"""
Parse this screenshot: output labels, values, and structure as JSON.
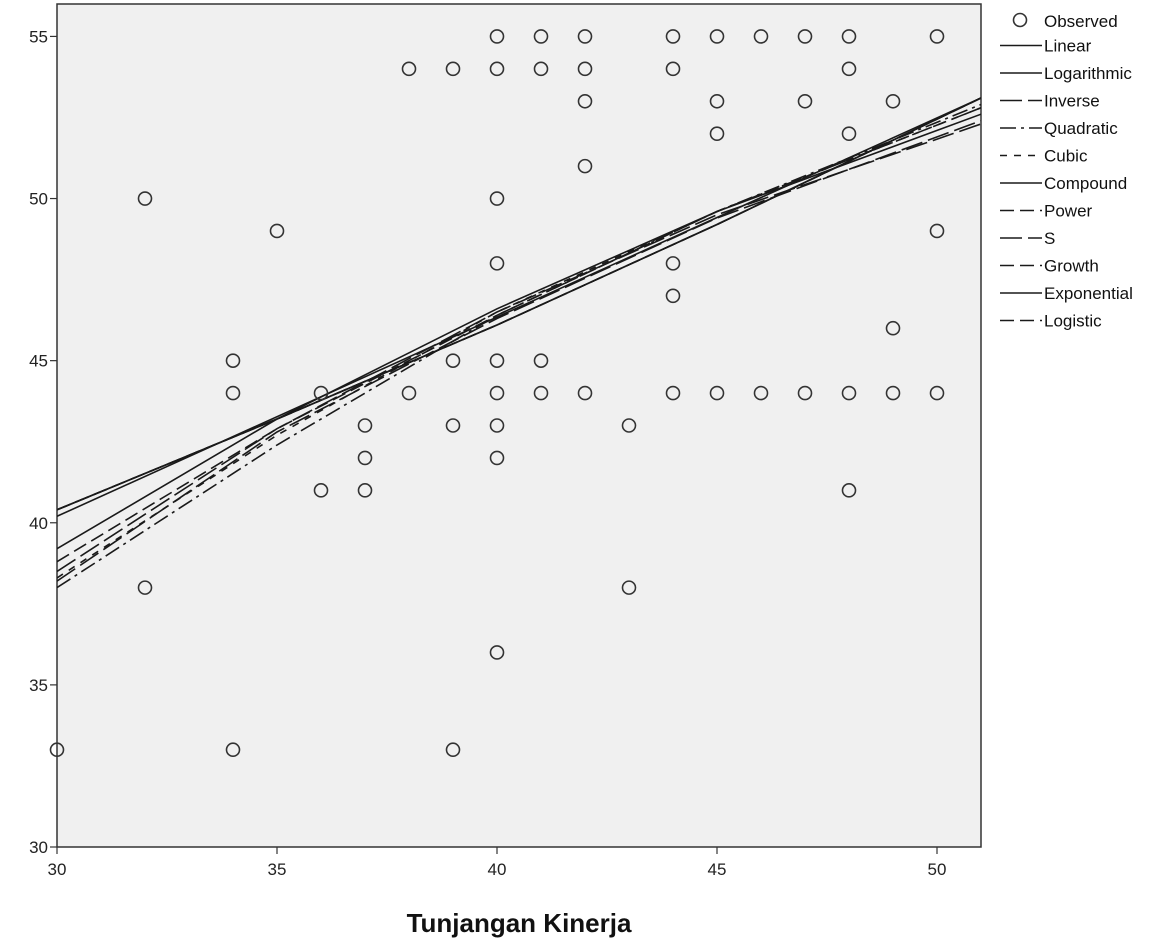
{
  "chart_data": {
    "type": "scatter",
    "title": "",
    "xlabel": "Tunjangan Kinerja",
    "ylabel": "",
    "xlim": [
      30,
      51
    ],
    "ylim": [
      30,
      56
    ],
    "x_ticks": [
      "30",
      "35",
      "40",
      "45",
      "50"
    ],
    "y_ticks": [
      "30",
      "35",
      "40",
      "45",
      "50",
      "55"
    ],
    "grid": false,
    "legend_position": "outside right",
    "background_color": "#f0f0f0",
    "marker_color": "#333333",
    "observed": {
      "name": "Observed",
      "points": [
        [
          30,
          33
        ],
        [
          32,
          50
        ],
        [
          32,
          38
        ],
        [
          34,
          45
        ],
        [
          34,
          44
        ],
        [
          34,
          33
        ],
        [
          35,
          49
        ],
        [
          36,
          44
        ],
        [
          36,
          41
        ],
        [
          37,
          43
        ],
        [
          37,
          42
        ],
        [
          37,
          41
        ],
        [
          38,
          54
        ],
        [
          38,
          44
        ],
        [
          39,
          54
        ],
        [
          39,
          45
        ],
        [
          39,
          43
        ],
        [
          39,
          33
        ],
        [
          40,
          55
        ],
        [
          40,
          54
        ],
        [
          40,
          50
        ],
        [
          40,
          48
        ],
        [
          40,
          45
        ],
        [
          40,
          44
        ],
        [
          40,
          43
        ],
        [
          40,
          42
        ],
        [
          40,
          36
        ],
        [
          41,
          55
        ],
        [
          41,
          54
        ],
        [
          41,
          45
        ],
        [
          41,
          44
        ],
        [
          42,
          55
        ],
        [
          42,
          54
        ],
        [
          42,
          53
        ],
        [
          42,
          51
        ],
        [
          42,
          44
        ],
        [
          43,
          43
        ],
        [
          43,
          38
        ],
        [
          44,
          55
        ],
        [
          44,
          54
        ],
        [
          44,
          48
        ],
        [
          44,
          47
        ],
        [
          44,
          44
        ],
        [
          45,
          55
        ],
        [
          45,
          53
        ],
        [
          45,
          52
        ],
        [
          45,
          44
        ],
        [
          46,
          55
        ],
        [
          46,
          44
        ],
        [
          47,
          55
        ],
        [
          47,
          53
        ],
        [
          47,
          44
        ],
        [
          48,
          55
        ],
        [
          48,
          54
        ],
        [
          48,
          52
        ],
        [
          48,
          44
        ],
        [
          48,
          41
        ],
        [
          49,
          53
        ],
        [
          49,
          46
        ],
        [
          49,
          44
        ],
        [
          50,
          55
        ],
        [
          50,
          49
        ],
        [
          50,
          44
        ]
      ]
    },
    "series": [
      {
        "name": "Linear",
        "dash": "solid",
        "x": [
          30,
          51
        ],
        "y": [
          40.2,
          53.1
        ]
      },
      {
        "name": "Logarithmic",
        "dash": "solid",
        "x": [
          30,
          35,
          40,
          45,
          51
        ],
        "y": [
          39.2,
          43.2,
          46.6,
          49.6,
          52.6
        ]
      },
      {
        "name": "Inverse",
        "dash": "longdash",
        "x": [
          30,
          35,
          40,
          45,
          51
        ],
        "y": [
          38.2,
          42.8,
          46.3,
          49.4,
          52.4
        ]
      },
      {
        "name": "Quadratic",
        "dash": "dashdot",
        "x": [
          30,
          35,
          40,
          45,
          51
        ],
        "y": [
          38.0,
          42.4,
          46.4,
          49.6,
          52.9
        ]
      },
      {
        "name": "Cubic",
        "dash": "shortdash",
        "x": [
          30,
          35,
          40,
          45,
          51
        ],
        "y": [
          38.3,
          42.7,
          46.5,
          49.6,
          52.8
        ]
      },
      {
        "name": "Compound",
        "dash": "solid",
        "x": [
          30,
          35,
          40,
          45,
          51
        ],
        "y": [
          40.4,
          43.2,
          46.1,
          49.2,
          53.1
        ]
      },
      {
        "name": "Power",
        "dash": "dash",
        "x": [
          30,
          35,
          40,
          45,
          51
        ],
        "y": [
          38.8,
          42.9,
          46.4,
          49.6,
          52.8
        ]
      },
      {
        "name": "S",
        "dash": "longdash",
        "x": [
          30,
          35,
          40,
          45,
          51
        ],
        "y": [
          38.5,
          42.9,
          46.5,
          49.5,
          52.3
        ]
      },
      {
        "name": "Growth",
        "dash": "dash",
        "x": [
          30,
          35,
          40,
          45,
          51
        ],
        "y": [
          40.4,
          43.2,
          46.1,
          49.2,
          53.1
        ]
      },
      {
        "name": "Exponential",
        "dash": "solid",
        "x": [
          30,
          35,
          40,
          45,
          51
        ],
        "y": [
          40.4,
          43.2,
          46.1,
          49.2,
          53.1
        ]
      },
      {
        "name": "Logistic",
        "dash": "dash",
        "x": [
          30,
          35,
          40,
          45,
          51
        ],
        "y": [
          40.4,
          43.2,
          46.1,
          49.2,
          53.1
        ]
      }
    ]
  }
}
"""
WHAT THE TASK ASKS:
Search the material above for "name". Pull out each line where it shows up.

OUTPUT OF THE TASK:
      "name": "Observed",
        "name": "Linear",
        "name": "Logarithmic",
        "name": "Inverse",
        "name": "Quadratic",
        "name": "Cubic",
        "name": "Compound",
        "name": "Power",
        "name": "S",
        "name": "Growth",
        "name": "Exponential",
        "name": "Logistic",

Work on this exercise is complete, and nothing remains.